Given instruction — Copy every line of the listing exactly.

-- Records for the task start --

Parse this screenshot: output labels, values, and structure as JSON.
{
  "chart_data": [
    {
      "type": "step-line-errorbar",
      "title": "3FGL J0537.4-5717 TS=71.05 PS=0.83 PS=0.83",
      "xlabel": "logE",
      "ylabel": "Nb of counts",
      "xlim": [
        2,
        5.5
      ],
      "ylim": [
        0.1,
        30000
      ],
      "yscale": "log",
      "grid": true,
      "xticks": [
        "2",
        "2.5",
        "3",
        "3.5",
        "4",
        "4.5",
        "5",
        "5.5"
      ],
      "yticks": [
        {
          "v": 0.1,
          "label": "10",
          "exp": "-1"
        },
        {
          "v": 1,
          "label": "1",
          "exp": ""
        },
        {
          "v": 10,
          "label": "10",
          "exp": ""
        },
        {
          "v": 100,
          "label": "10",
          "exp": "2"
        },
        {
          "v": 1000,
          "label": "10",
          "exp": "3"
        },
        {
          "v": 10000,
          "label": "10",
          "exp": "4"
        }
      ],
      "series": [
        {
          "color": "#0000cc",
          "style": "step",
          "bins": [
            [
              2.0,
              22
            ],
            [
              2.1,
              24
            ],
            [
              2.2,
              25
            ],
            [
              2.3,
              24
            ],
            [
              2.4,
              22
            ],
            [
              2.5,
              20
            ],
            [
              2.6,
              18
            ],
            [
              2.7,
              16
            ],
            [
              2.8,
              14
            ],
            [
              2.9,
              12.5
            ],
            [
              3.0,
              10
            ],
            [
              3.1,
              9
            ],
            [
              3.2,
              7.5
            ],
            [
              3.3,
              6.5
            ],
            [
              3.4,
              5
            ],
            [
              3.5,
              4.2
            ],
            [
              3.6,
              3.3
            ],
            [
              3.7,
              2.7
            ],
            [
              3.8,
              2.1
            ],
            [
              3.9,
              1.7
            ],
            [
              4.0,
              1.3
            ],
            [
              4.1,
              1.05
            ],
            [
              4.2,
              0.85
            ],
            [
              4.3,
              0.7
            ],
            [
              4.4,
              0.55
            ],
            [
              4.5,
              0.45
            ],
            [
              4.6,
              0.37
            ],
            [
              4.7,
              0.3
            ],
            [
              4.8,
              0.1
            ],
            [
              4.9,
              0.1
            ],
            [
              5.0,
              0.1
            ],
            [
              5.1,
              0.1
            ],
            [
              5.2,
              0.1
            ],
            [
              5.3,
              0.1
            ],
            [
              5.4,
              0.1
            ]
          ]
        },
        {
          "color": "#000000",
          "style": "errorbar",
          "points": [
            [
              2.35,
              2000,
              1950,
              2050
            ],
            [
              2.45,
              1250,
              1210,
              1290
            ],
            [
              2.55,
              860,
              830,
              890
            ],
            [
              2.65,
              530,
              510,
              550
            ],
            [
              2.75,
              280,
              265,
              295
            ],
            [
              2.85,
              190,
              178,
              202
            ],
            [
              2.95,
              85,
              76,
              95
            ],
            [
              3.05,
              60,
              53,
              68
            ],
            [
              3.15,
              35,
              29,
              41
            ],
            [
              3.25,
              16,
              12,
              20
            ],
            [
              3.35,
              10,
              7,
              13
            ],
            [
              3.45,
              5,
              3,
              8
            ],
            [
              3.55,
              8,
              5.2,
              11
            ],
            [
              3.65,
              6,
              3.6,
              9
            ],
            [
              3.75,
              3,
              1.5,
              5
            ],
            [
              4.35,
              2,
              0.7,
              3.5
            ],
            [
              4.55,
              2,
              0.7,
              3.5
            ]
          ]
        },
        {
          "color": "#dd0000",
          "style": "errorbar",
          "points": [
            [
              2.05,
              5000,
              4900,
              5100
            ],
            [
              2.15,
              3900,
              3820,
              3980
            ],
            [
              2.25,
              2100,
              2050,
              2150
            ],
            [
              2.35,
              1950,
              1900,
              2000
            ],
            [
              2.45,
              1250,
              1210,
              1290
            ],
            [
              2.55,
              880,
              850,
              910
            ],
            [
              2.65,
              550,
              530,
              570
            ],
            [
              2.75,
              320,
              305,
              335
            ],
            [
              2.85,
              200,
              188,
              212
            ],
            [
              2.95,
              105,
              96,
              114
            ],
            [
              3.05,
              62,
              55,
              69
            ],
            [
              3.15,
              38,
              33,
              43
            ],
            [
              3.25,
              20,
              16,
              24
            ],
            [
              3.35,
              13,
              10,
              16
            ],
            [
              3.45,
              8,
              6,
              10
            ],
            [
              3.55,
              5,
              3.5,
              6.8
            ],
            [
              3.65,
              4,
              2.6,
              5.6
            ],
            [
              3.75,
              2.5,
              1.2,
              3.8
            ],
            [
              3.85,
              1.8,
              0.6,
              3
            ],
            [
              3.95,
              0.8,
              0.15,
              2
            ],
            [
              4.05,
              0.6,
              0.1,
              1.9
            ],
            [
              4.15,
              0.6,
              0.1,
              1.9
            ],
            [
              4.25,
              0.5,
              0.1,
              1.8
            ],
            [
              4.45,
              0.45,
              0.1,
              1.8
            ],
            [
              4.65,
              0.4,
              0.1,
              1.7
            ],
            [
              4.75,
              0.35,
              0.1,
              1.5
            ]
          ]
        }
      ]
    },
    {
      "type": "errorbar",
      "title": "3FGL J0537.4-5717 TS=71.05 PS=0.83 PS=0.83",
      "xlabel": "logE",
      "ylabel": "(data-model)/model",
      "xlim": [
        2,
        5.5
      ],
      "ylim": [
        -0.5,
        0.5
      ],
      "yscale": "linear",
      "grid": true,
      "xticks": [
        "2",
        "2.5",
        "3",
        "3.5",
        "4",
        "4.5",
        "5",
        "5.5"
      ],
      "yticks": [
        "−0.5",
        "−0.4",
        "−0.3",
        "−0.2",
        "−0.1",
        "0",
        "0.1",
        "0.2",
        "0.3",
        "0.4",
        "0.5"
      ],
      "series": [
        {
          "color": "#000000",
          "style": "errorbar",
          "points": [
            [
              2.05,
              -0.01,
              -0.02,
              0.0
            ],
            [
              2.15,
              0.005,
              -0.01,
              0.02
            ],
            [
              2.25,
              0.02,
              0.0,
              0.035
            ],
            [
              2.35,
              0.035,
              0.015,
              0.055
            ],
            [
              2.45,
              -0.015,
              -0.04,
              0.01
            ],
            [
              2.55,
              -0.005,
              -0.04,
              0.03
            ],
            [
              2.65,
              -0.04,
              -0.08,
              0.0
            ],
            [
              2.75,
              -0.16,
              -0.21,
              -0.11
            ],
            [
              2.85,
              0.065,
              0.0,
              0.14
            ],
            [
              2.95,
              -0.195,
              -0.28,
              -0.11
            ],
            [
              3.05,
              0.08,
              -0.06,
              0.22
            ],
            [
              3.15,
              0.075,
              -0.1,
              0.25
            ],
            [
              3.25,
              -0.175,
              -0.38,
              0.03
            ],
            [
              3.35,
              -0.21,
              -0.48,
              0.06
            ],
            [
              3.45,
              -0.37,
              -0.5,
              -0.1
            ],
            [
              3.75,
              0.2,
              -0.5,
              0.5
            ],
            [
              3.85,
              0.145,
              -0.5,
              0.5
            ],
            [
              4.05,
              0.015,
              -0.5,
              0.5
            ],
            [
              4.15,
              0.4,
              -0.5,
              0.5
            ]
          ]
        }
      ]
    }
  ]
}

-- Records for the task end --

Solution to this exercise —
Parse this screenshot: output labels, values, and structure as JSON.
{
  "chart_data": [
    {
      "type": "step-line-errorbar",
      "title": "3FGL J0537.4-5717 TS=71.05 PS=0.83 PS=0.83",
      "xlabel": "logE",
      "ylabel": "Nb of counts",
      "xlim": [
        2,
        5.5
      ],
      "ylim": [
        0.1,
        30000
      ],
      "yscale": "log",
      "grid": true,
      "xticks": [
        "2",
        "2.5",
        "3",
        "3.5",
        "4",
        "4.5",
        "5",
        "5.5"
      ],
      "yticks": [
        {
          "v": 0.1,
          "label": "10",
          "exp": "-1"
        },
        {
          "v": 1,
          "label": "1",
          "exp": ""
        },
        {
          "v": 10,
          "label": "10",
          "exp": ""
        },
        {
          "v": 100,
          "label": "10",
          "exp": "2"
        },
        {
          "v": 1000,
          "label": "10",
          "exp": "3"
        },
        {
          "v": 10000,
          "label": "10",
          "exp": "4"
        }
      ],
      "series": [
        {
          "color": "#0000cc",
          "style": "step",
          "bins": [
            [
              2.0,
              22
            ],
            [
              2.1,
              24
            ],
            [
              2.2,
              25
            ],
            [
              2.3,
              24
            ],
            [
              2.4,
              22
            ],
            [
              2.5,
              20
            ],
            [
              2.6,
              18
            ],
            [
              2.7,
              16
            ],
            [
              2.8,
              14
            ],
            [
              2.9,
              12.5
            ],
            [
              3.0,
              10
            ],
            [
              3.1,
              9
            ],
            [
              3.2,
              7.5
            ],
            [
              3.3,
              6.5
            ],
            [
              3.4,
              5
            ],
            [
              3.5,
              4.2
            ],
            [
              3.6,
              3.3
            ],
            [
              3.7,
              2.7
            ],
            [
              3.8,
              2.1
            ],
            [
              3.9,
              1.7
            ],
            [
              4.0,
              1.3
            ],
            [
              4.1,
              1.05
            ],
            [
              4.2,
              0.85
            ],
            [
              4.3,
              0.7
            ],
            [
              4.4,
              0.55
            ],
            [
              4.5,
              0.45
            ],
            [
              4.6,
              0.37
            ],
            [
              4.7,
              0.3
            ],
            [
              4.8,
              0.1
            ],
            [
              4.9,
              0.1
            ],
            [
              5.0,
              0.1
            ],
            [
              5.1,
              0.1
            ],
            [
              5.2,
              0.1
            ],
            [
              5.3,
              0.1
            ],
            [
              5.4,
              0.1
            ]
          ]
        },
        {
          "color": "#000000",
          "style": "errorbar",
          "points": [
            [
              2.35,
              2000,
              1950,
              2050
            ],
            [
              2.45,
              1250,
              1210,
              1290
            ],
            [
              2.55,
              860,
              830,
              890
            ],
            [
              2.65,
              530,
              510,
              550
            ],
            [
              2.75,
              280,
              265,
              295
            ],
            [
              2.85,
              190,
              178,
              202
            ],
            [
              2.95,
              85,
              76,
              95
            ],
            [
              3.05,
              60,
              53,
              68
            ],
            [
              3.15,
              35,
              29,
              41
            ],
            [
              3.25,
              16,
              12,
              20
            ],
            [
              3.35,
              10,
              7,
              13
            ],
            [
              3.45,
              5,
              3,
              8
            ],
            [
              3.55,
              8,
              5.2,
              11
            ],
            [
              3.65,
              6,
              3.6,
              9
            ],
            [
              3.75,
              3,
              1.5,
              5
            ],
            [
              4.35,
              2,
              0.7,
              3.5
            ],
            [
              4.55,
              2,
              0.7,
              3.5
            ]
          ]
        },
        {
          "color": "#dd0000",
          "style": "errorbar",
          "points": [
            [
              2.05,
              5000,
              4900,
              5100
            ],
            [
              2.15,
              3900,
              3820,
              3980
            ],
            [
              2.25,
              2100,
              2050,
              2150
            ],
            [
              2.35,
              1950,
              1900,
              2000
            ],
            [
              2.45,
              1250,
              1210,
              1290
            ],
            [
              2.55,
              880,
              850,
              910
            ],
            [
              2.65,
              550,
              530,
              570
            ],
            [
              2.75,
              320,
              305,
              335
            ],
            [
              2.85,
              200,
              188,
              212
            ],
            [
              2.95,
              105,
              96,
              114
            ],
            [
              3.05,
              62,
              55,
              69
            ],
            [
              3.15,
              38,
              33,
              43
            ],
            [
              3.25,
              20,
              16,
              24
            ],
            [
              3.35,
              13,
              10,
              16
            ],
            [
              3.45,
              8,
              6,
              10
            ],
            [
              3.55,
              5,
              3.5,
              6.8
            ],
            [
              3.65,
              4,
              2.6,
              5.6
            ],
            [
              3.75,
              2.5,
              1.2,
              3.8
            ],
            [
              3.85,
              1.8,
              0.6,
              3
            ],
            [
              3.95,
              0.8,
              0.15,
              2
            ],
            [
              4.05,
              0.6,
              0.1,
              1.9
            ],
            [
              4.15,
              0.6,
              0.1,
              1.9
            ],
            [
              4.25,
              0.5,
              0.1,
              1.8
            ],
            [
              4.45,
              0.45,
              0.1,
              1.8
            ],
            [
              4.65,
              0.4,
              0.1,
              1.7
            ],
            [
              4.75,
              0.35,
              0.1,
              1.5
            ]
          ]
        }
      ]
    },
    {
      "type": "errorbar",
      "title": "3FGL J0537.4-5717 TS=71.05 PS=0.83 PS=0.83",
      "xlabel": "logE",
      "ylabel": "(data-model)/model",
      "xlim": [
        2,
        5.5
      ],
      "ylim": [
        -0.5,
        0.5
      ],
      "yscale": "linear",
      "grid": true,
      "xticks": [
        "2",
        "2.5",
        "3",
        "3.5",
        "4",
        "4.5",
        "5",
        "5.5"
      ],
      "yticks": [
        "−0.5",
        "−0.4",
        "−0.3",
        "−0.2",
        "−0.1",
        "0",
        "0.1",
        "0.2",
        "0.3",
        "0.4",
        "0.5"
      ],
      "series": [
        {
          "color": "#000000",
          "style": "errorbar",
          "points": [
            [
              2.05,
              -0.01,
              -0.02,
              0.0
            ],
            [
              2.15,
              0.005,
              -0.01,
              0.02
            ],
            [
              2.25,
              0.02,
              0.0,
              0.035
            ],
            [
              2.35,
              0.035,
              0.015,
              0.055
            ],
            [
              2.45,
              -0.015,
              -0.04,
              0.01
            ],
            [
              2.55,
              -0.005,
              -0.04,
              0.03
            ],
            [
              2.65,
              -0.04,
              -0.08,
              0.0
            ],
            [
              2.75,
              -0.16,
              -0.21,
              -0.11
            ],
            [
              2.85,
              0.065,
              0.0,
              0.14
            ],
            [
              2.95,
              -0.195,
              -0.28,
              -0.11
            ],
            [
              3.05,
              0.08,
              -0.06,
              0.22
            ],
            [
              3.15,
              0.075,
              -0.1,
              0.25
            ],
            [
              3.25,
              -0.175,
              -0.38,
              0.03
            ],
            [
              3.35,
              -0.21,
              -0.48,
              0.06
            ],
            [
              3.45,
              -0.37,
              -0.5,
              -0.1
            ],
            [
              3.75,
              0.2,
              -0.5,
              0.5
            ],
            [
              3.85,
              0.145,
              -0.5,
              0.5
            ],
            [
              4.05,
              0.015,
              -0.5,
              0.5
            ],
            [
              4.15,
              0.4,
              -0.5,
              0.5
            ]
          ]
        }
      ]
    }
  ]
}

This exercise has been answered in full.